• REQUIREMENT
Count lines with "upper" in them. Report only the total.

• DATASET ENTRIES
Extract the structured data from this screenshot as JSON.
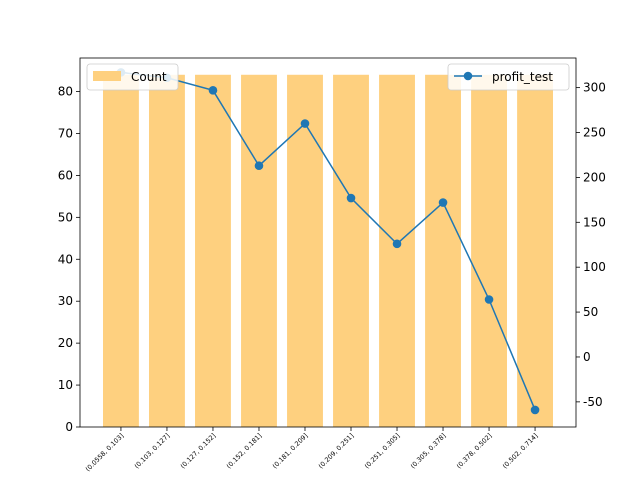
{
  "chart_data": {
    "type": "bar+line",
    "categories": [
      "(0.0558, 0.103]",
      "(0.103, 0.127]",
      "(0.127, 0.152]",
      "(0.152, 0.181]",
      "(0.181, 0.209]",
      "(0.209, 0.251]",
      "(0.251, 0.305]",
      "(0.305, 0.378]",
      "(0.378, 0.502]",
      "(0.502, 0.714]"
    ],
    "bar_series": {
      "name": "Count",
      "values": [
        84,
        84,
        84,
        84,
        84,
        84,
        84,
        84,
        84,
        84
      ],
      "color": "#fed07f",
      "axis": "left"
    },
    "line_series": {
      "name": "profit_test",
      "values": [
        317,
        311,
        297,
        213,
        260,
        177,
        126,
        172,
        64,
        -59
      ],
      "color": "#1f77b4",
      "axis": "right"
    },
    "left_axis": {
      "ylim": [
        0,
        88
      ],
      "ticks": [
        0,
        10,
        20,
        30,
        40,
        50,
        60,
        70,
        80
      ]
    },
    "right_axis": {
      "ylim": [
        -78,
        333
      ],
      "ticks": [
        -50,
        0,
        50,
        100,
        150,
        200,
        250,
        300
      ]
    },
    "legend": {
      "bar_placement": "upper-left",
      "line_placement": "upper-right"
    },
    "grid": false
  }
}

• SOLUTION FOR THIS EXERCISE
2